▶ The task
Find every line of the listing below where "xlabel" appears, and copy it.

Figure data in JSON
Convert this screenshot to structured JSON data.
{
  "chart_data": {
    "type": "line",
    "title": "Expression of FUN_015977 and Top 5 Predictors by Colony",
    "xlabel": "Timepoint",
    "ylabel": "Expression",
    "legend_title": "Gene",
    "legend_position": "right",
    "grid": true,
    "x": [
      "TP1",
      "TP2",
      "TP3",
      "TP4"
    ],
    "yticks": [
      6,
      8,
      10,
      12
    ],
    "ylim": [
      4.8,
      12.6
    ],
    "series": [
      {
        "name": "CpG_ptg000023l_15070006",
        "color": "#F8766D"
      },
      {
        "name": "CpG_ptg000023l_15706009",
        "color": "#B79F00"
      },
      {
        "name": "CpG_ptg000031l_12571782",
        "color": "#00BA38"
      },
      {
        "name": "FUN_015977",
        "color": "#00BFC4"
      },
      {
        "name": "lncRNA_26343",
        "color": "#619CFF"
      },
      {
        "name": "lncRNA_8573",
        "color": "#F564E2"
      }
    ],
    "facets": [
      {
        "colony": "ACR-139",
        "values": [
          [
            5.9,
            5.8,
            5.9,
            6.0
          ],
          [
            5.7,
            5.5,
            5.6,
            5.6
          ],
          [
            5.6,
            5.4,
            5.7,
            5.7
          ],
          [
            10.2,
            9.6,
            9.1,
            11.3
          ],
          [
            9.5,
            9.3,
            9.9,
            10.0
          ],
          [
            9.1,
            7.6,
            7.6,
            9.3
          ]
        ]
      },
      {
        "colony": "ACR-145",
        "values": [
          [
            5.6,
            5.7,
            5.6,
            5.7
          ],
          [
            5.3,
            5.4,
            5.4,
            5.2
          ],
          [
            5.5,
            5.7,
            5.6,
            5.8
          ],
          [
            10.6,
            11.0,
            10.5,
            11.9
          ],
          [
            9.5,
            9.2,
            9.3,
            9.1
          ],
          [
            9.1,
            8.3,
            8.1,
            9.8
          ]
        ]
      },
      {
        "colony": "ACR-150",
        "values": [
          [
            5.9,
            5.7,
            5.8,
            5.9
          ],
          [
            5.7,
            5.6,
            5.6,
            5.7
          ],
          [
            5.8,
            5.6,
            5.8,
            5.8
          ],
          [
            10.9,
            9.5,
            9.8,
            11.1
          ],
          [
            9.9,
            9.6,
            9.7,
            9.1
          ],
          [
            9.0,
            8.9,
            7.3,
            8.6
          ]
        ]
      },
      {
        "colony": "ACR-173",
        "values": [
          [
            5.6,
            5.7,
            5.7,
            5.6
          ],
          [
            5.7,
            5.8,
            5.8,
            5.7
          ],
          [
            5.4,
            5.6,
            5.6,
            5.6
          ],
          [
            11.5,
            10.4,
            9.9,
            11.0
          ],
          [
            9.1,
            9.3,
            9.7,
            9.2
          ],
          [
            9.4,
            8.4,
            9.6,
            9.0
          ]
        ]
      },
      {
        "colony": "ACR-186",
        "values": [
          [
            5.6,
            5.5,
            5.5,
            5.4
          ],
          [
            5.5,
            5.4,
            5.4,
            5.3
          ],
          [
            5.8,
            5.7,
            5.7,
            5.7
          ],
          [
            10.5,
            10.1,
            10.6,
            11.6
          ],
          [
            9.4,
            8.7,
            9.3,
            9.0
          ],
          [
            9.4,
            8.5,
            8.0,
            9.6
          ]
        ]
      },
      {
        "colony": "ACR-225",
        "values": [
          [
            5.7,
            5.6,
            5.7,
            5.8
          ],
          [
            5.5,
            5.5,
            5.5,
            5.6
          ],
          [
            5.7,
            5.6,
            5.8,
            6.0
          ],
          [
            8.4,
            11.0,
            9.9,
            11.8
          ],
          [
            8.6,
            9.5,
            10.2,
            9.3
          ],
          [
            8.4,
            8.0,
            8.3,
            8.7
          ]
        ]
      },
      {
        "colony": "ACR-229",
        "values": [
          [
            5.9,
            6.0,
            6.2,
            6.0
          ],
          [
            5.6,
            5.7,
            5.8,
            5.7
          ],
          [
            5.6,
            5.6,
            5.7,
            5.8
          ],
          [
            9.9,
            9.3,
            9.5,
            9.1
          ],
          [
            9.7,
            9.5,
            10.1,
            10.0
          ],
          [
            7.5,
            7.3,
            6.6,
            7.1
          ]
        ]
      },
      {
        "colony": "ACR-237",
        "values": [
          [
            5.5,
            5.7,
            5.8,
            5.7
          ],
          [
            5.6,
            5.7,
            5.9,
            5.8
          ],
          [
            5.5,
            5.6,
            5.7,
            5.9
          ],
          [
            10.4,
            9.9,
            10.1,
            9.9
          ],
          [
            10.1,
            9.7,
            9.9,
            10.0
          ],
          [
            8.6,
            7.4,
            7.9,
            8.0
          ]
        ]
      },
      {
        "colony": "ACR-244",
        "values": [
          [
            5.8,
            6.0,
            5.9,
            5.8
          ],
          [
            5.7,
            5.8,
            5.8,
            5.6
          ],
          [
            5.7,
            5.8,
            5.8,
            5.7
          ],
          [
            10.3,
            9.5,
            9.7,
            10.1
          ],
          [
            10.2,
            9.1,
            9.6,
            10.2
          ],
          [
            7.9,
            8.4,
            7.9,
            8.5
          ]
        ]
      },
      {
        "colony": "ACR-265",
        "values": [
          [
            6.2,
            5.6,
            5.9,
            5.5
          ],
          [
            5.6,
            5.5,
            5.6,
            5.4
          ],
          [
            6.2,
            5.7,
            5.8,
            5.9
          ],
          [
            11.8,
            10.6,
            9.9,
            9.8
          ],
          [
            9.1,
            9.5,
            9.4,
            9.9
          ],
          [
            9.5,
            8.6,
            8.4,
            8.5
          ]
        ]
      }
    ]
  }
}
==
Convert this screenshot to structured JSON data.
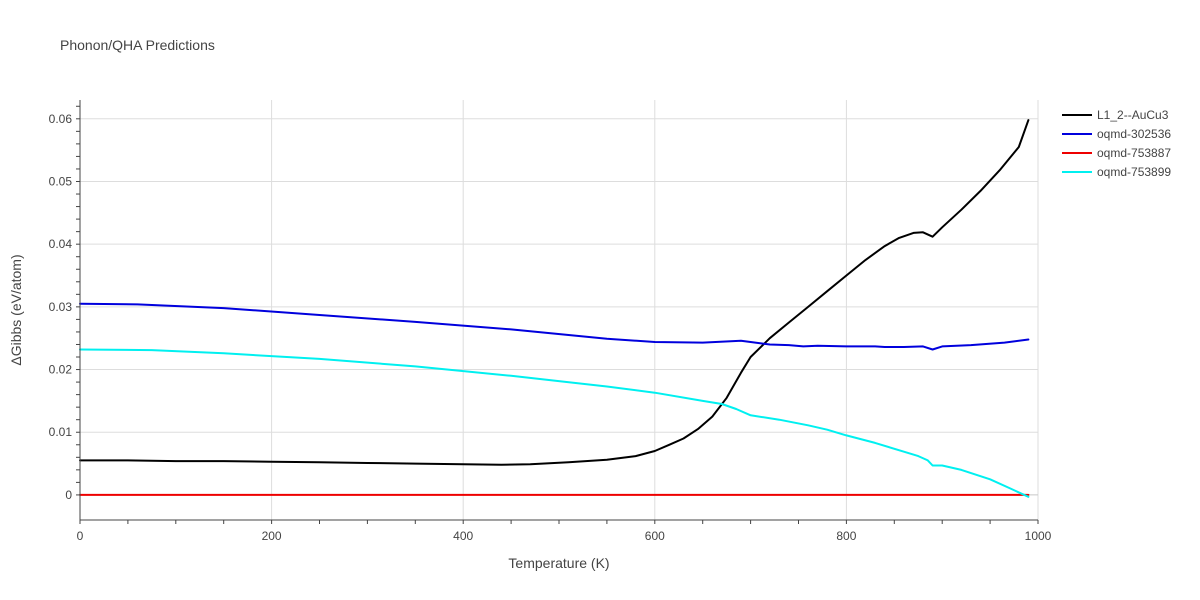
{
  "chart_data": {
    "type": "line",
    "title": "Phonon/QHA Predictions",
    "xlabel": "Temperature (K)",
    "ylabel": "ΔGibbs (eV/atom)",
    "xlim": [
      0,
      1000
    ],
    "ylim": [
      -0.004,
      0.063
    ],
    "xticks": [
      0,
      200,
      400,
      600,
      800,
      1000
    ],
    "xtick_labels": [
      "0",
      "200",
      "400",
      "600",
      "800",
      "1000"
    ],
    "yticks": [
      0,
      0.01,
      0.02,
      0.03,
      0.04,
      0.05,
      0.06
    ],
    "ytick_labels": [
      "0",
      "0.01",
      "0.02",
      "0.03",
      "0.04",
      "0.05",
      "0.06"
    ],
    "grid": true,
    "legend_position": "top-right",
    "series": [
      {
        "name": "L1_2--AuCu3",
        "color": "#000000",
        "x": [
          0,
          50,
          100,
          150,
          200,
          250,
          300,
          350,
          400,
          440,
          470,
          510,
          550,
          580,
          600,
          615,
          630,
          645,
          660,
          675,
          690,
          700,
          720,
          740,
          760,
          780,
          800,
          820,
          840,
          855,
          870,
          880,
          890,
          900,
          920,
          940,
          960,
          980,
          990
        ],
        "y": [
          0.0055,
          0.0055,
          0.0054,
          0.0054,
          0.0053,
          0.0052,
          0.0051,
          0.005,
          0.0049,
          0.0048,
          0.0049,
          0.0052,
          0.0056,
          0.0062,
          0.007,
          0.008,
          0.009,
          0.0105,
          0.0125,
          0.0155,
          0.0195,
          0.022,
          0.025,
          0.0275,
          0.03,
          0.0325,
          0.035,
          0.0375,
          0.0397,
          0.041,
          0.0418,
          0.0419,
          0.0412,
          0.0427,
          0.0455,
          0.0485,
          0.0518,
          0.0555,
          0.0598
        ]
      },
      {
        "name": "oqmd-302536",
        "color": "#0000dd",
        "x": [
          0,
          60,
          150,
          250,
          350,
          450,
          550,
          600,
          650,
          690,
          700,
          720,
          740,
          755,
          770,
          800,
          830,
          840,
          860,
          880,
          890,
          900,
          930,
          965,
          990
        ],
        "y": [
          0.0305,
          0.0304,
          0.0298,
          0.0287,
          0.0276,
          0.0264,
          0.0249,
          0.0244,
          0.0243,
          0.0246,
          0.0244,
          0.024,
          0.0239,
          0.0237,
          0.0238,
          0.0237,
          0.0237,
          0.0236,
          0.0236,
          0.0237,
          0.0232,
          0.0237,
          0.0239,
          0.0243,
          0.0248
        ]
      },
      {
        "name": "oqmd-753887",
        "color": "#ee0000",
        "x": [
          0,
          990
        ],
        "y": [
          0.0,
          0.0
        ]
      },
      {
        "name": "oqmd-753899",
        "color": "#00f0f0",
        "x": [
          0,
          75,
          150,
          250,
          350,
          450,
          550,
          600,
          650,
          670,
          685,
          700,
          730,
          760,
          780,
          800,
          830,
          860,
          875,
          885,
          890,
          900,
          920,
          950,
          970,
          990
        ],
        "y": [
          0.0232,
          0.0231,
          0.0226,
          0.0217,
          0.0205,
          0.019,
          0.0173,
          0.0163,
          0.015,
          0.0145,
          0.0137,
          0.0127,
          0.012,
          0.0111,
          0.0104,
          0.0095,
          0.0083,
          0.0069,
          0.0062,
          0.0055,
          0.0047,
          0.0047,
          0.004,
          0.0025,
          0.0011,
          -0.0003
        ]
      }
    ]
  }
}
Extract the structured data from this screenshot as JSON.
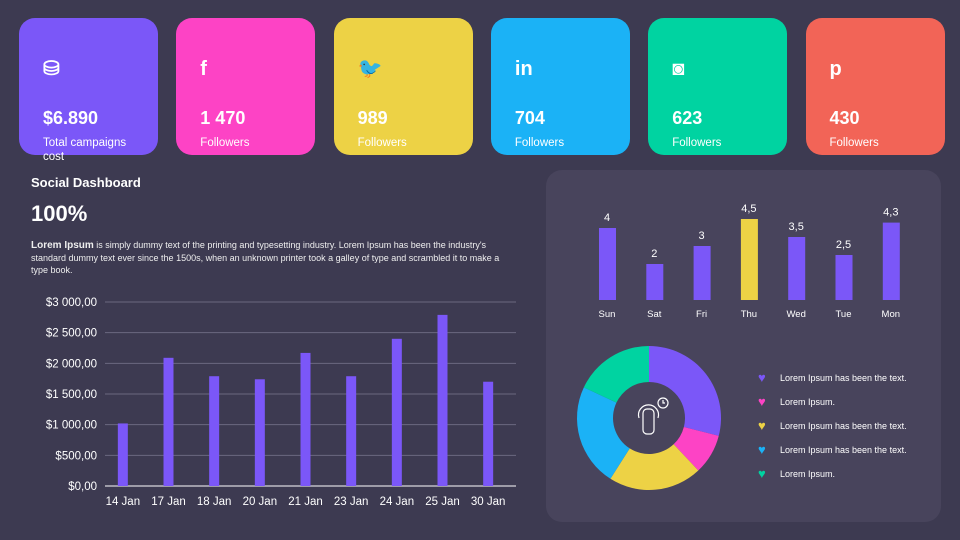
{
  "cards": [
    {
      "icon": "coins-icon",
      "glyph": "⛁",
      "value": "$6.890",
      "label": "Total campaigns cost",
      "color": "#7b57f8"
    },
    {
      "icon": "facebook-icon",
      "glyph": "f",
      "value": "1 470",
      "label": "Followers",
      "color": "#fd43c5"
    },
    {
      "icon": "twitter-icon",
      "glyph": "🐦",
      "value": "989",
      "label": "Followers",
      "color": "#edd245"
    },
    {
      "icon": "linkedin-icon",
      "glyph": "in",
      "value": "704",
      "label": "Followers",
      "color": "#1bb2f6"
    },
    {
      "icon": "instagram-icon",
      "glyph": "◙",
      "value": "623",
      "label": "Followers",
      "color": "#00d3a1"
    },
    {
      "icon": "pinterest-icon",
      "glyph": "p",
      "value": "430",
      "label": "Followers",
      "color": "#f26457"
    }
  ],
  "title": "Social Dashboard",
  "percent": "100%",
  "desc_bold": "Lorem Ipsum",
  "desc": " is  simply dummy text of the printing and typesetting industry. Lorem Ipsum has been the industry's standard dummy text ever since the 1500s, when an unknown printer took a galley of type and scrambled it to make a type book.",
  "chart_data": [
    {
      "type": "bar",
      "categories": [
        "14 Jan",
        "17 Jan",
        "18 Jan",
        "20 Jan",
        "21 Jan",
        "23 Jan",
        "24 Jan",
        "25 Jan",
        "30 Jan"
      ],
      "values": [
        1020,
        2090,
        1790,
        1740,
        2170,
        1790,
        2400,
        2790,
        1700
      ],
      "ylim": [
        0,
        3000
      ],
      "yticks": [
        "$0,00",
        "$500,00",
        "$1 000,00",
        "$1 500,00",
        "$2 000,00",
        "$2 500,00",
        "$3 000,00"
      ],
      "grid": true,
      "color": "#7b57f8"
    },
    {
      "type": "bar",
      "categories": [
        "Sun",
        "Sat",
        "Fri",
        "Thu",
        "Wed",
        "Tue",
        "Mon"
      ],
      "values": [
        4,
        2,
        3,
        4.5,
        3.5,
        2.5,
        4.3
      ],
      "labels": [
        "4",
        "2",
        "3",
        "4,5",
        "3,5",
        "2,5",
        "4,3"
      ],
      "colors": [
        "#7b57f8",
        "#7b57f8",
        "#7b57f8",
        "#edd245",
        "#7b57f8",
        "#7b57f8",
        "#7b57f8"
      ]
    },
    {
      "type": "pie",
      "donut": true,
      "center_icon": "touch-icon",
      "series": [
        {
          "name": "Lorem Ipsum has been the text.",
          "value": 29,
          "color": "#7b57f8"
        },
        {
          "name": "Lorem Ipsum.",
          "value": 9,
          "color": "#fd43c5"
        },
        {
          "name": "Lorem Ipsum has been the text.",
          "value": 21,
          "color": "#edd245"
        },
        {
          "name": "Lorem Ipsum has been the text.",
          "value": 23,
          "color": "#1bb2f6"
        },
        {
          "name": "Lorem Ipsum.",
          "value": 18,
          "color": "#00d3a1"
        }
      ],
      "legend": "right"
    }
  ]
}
* * *
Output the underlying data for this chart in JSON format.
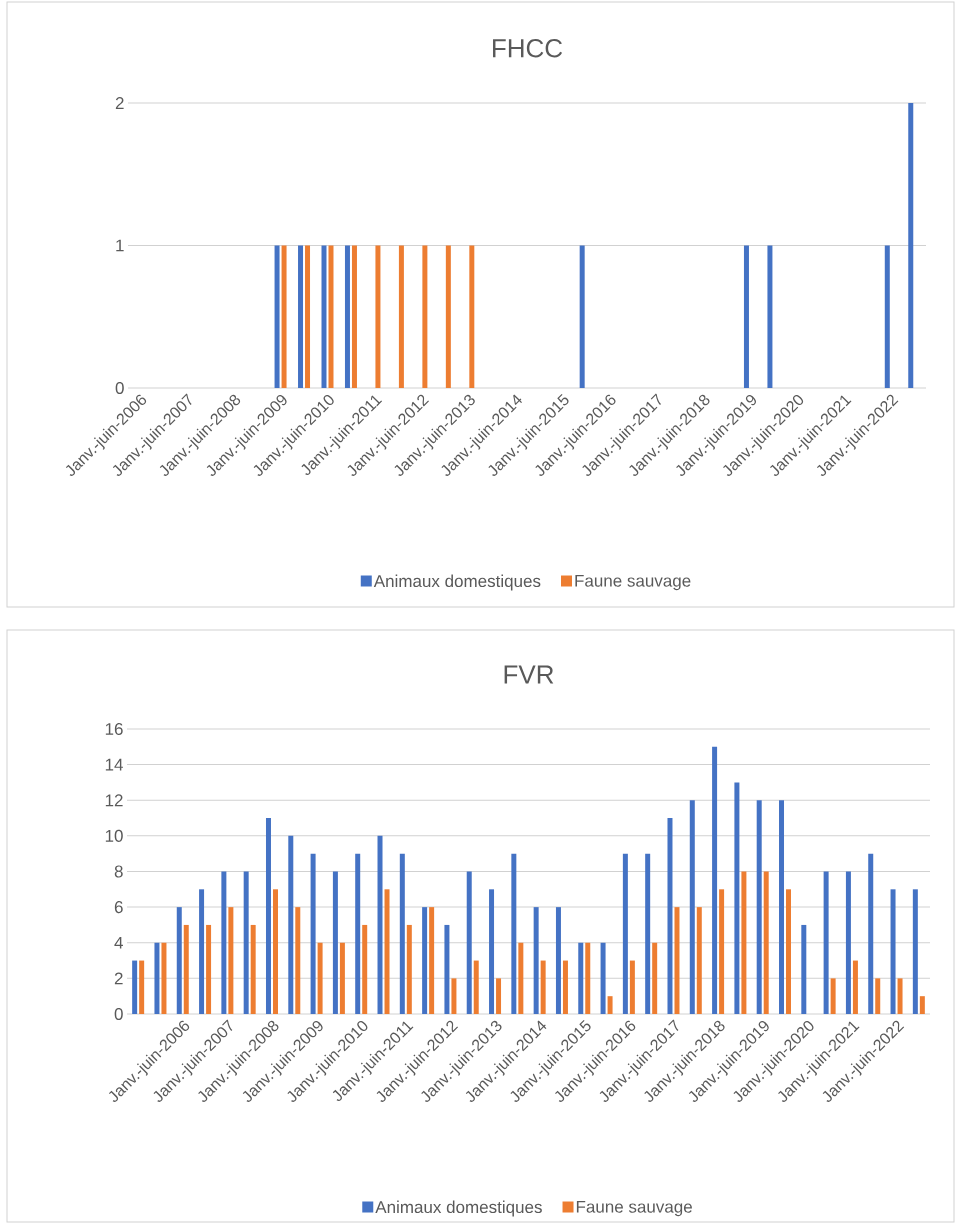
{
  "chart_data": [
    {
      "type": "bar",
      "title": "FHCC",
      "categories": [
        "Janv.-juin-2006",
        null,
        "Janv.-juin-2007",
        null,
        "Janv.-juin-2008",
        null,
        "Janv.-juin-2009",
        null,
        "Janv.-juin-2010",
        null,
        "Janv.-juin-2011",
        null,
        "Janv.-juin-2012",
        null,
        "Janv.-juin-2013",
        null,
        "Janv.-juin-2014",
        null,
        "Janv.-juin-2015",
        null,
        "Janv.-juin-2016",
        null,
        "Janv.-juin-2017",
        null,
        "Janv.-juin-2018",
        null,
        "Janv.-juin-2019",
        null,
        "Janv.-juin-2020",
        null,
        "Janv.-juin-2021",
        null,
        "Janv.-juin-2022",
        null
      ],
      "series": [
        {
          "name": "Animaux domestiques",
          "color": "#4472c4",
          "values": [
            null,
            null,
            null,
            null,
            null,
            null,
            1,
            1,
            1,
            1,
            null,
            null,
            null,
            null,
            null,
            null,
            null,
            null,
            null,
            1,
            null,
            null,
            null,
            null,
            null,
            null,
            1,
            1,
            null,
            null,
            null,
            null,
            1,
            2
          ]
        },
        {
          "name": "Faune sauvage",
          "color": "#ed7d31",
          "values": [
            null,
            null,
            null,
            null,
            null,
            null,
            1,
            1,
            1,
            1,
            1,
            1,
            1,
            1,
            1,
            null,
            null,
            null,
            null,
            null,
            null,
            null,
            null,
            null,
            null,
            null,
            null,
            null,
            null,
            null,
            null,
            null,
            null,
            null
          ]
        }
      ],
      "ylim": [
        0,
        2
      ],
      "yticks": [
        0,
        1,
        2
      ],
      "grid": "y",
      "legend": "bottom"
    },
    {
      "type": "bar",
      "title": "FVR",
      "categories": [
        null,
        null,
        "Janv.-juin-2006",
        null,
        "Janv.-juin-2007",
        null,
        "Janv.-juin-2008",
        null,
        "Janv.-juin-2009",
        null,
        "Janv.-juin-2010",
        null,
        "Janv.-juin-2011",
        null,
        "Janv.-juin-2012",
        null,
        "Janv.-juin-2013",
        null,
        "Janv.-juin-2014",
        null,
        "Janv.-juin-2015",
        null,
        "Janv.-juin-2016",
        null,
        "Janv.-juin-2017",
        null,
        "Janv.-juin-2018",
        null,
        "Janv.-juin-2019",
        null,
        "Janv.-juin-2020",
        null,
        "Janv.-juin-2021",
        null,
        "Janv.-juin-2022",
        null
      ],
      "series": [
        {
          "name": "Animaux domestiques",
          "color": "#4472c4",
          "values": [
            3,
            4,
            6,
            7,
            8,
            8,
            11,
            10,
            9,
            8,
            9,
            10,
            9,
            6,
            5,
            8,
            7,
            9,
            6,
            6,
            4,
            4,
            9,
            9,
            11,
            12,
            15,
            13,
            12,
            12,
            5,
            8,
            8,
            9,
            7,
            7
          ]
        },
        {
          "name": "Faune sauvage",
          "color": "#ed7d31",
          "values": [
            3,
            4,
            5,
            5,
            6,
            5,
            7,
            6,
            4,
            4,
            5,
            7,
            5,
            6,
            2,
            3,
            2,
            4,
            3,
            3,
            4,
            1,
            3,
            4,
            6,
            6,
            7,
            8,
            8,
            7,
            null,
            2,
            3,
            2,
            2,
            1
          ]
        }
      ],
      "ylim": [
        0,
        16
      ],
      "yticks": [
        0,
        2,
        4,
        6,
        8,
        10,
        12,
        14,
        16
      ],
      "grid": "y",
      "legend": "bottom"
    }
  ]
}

▶ Exercise response
    "xlabel": "Timepoint",
    "xlabel": "Temperature (K)",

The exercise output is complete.